EXERCISE DESCRIPTION:
Identify all lines in the listing that include the word "grand", and copy them out.
========
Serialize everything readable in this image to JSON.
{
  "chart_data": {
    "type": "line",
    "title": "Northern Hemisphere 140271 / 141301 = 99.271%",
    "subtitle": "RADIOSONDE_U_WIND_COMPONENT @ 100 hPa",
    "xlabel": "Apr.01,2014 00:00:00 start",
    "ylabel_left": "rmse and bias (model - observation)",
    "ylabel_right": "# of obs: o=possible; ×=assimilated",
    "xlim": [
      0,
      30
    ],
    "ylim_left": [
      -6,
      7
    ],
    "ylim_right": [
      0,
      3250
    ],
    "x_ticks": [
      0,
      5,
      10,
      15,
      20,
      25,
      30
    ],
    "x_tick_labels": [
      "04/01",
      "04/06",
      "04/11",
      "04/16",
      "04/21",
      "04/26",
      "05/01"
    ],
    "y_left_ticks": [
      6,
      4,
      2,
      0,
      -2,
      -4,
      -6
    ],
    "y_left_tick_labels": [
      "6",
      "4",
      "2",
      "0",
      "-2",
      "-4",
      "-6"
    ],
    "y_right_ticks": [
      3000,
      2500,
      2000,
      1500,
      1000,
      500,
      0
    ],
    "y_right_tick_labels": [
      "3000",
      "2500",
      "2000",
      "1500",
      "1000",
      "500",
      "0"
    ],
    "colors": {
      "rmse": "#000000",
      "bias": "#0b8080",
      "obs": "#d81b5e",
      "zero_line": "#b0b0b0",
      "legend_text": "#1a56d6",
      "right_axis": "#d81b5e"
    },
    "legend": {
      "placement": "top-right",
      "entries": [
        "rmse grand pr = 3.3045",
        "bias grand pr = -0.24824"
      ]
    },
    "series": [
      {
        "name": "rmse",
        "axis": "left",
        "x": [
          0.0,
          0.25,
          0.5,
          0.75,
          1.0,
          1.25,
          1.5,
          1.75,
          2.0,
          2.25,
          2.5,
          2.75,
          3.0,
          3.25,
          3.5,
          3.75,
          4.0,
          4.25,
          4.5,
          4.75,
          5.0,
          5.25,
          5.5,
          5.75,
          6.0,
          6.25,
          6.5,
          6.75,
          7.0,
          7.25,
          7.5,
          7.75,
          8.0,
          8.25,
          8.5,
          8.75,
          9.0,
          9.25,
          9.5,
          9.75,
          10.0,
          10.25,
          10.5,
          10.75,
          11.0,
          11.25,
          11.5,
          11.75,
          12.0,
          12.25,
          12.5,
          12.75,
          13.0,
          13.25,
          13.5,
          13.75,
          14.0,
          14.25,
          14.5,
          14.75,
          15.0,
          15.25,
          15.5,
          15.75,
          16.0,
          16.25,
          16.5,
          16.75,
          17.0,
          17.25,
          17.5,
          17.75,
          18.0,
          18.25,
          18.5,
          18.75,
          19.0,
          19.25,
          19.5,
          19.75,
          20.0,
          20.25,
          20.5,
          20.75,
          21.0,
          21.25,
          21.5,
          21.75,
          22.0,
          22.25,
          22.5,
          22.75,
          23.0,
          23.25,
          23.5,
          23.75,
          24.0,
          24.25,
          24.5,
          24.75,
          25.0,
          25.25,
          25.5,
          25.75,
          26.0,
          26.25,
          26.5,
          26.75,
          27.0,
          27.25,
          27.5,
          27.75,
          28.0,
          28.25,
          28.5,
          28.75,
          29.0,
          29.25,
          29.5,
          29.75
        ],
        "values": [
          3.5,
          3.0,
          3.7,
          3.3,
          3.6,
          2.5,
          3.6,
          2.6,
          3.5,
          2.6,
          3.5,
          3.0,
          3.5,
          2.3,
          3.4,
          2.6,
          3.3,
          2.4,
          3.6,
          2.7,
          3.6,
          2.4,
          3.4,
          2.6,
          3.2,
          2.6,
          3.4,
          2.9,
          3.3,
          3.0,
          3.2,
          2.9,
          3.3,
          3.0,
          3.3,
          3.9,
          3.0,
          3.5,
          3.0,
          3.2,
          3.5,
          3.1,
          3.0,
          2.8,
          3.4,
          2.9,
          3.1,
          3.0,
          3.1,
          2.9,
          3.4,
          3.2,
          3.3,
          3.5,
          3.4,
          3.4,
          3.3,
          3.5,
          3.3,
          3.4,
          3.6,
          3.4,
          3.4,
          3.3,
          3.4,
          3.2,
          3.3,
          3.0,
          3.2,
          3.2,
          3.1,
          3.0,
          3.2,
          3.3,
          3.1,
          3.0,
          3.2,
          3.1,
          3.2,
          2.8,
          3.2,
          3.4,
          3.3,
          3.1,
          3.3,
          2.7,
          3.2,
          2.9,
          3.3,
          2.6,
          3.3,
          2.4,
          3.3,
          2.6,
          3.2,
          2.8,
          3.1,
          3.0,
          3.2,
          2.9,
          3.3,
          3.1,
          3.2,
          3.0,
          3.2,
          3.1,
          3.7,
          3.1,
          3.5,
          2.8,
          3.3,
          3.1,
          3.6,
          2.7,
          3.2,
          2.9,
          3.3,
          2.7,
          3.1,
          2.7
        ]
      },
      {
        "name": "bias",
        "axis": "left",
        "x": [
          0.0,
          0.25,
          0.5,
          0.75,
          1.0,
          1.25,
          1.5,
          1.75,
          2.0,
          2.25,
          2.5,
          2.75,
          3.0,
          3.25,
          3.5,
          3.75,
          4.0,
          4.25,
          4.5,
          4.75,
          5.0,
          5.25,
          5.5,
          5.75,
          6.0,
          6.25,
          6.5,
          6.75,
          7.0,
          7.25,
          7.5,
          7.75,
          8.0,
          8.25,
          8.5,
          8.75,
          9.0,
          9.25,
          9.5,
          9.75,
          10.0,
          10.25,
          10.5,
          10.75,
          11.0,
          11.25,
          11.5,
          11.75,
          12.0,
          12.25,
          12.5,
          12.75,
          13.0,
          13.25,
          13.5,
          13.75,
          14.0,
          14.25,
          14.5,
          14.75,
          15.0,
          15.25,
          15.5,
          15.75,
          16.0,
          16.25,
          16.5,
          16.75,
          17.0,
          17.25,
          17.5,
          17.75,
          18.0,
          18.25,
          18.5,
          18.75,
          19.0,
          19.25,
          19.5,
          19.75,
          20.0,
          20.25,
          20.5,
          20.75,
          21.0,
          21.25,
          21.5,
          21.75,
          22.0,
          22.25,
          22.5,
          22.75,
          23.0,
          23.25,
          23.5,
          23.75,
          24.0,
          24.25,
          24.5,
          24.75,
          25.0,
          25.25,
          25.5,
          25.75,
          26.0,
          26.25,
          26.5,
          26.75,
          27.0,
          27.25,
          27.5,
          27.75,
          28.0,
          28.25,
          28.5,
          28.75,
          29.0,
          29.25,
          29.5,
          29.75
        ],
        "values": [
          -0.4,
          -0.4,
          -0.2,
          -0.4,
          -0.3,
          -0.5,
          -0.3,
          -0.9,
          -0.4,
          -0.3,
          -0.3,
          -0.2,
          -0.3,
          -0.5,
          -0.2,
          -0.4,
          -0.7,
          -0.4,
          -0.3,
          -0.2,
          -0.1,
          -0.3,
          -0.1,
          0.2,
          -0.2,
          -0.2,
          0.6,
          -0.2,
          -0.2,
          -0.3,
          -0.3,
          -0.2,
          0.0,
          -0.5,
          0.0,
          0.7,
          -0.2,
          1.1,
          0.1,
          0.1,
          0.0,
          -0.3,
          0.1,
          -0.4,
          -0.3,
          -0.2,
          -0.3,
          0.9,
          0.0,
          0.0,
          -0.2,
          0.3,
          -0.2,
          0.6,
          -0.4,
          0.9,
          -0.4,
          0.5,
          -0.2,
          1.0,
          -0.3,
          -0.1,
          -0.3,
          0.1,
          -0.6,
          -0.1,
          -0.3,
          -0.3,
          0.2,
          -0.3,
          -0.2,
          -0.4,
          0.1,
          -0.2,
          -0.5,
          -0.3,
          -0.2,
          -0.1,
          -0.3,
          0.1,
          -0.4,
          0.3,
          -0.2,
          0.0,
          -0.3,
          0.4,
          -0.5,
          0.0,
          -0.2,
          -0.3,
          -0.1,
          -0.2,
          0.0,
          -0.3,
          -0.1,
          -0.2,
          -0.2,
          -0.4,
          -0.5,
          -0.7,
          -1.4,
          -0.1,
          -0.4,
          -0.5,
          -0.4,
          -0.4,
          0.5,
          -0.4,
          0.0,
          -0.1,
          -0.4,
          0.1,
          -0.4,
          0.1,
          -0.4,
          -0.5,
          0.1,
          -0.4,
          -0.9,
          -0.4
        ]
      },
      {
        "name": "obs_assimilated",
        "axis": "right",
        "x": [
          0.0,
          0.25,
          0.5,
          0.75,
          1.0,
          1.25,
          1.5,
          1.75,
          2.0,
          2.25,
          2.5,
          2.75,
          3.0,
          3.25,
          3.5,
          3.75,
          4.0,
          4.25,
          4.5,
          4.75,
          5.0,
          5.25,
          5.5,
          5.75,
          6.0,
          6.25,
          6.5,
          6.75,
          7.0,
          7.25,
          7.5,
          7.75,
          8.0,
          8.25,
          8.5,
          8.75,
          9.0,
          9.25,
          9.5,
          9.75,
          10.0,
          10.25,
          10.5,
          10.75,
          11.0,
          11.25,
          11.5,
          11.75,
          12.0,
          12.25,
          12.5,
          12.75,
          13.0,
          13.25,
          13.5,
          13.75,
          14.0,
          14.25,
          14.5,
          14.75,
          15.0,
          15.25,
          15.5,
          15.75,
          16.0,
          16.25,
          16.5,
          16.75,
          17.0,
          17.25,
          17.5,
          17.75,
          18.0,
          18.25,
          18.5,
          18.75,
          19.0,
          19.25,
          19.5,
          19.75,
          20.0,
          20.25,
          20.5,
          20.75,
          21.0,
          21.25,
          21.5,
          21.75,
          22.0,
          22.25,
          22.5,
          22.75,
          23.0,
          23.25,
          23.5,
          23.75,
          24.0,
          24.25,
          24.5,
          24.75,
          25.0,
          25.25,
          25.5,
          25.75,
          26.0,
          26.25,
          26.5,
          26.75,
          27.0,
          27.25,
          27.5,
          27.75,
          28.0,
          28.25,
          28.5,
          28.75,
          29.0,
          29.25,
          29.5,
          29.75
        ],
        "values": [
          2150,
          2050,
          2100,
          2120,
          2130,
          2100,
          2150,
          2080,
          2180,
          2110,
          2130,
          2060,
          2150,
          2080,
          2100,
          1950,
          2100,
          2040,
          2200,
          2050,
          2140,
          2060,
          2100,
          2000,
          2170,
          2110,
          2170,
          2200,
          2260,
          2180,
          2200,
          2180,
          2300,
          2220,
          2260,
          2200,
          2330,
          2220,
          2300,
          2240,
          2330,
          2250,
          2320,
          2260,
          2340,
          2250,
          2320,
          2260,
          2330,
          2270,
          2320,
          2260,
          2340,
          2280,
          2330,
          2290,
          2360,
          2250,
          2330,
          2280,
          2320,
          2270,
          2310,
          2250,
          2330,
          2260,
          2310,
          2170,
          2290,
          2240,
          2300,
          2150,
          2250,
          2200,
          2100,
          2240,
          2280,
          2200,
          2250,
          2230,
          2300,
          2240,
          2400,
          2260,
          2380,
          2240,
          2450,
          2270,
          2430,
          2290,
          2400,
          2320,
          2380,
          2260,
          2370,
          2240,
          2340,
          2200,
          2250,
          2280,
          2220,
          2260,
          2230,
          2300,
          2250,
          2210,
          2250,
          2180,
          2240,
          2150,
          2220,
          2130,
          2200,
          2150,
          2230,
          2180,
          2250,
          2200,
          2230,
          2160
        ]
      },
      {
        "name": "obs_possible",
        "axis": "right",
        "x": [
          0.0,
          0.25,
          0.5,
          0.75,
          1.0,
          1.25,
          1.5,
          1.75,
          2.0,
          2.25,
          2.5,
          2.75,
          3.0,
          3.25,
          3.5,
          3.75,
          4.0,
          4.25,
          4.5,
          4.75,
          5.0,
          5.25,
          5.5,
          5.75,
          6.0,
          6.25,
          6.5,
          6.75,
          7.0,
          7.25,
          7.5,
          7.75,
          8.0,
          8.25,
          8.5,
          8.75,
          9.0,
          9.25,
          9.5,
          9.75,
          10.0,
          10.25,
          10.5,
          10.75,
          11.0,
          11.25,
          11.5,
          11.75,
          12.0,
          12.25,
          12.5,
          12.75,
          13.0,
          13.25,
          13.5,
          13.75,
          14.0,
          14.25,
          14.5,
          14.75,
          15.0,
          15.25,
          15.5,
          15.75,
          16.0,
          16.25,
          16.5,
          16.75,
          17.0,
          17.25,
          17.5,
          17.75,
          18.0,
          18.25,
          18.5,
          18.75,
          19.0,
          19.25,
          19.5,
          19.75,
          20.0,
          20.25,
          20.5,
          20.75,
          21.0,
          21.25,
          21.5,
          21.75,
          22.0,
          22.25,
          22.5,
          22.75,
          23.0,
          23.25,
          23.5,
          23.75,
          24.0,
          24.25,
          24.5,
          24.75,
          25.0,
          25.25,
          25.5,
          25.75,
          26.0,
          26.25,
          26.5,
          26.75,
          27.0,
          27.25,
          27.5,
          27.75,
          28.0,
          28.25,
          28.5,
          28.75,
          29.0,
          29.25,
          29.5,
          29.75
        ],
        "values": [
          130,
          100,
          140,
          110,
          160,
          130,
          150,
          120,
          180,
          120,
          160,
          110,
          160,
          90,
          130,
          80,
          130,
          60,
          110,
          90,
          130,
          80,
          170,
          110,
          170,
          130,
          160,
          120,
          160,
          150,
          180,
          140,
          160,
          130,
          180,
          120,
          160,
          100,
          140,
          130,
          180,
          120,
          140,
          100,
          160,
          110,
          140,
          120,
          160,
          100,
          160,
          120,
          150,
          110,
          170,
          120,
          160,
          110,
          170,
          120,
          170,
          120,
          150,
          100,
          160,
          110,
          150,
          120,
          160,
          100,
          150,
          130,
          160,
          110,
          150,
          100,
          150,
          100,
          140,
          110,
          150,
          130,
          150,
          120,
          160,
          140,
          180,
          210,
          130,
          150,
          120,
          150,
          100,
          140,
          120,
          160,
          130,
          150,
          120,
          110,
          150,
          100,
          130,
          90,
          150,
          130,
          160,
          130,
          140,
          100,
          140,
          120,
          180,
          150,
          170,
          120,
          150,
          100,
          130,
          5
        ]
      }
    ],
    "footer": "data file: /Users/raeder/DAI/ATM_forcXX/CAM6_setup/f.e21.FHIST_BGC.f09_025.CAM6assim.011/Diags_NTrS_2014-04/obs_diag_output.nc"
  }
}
========
THE REPLY:
        "rmse grand pr = 3.3045",
        "bias grand pr = -0.24824"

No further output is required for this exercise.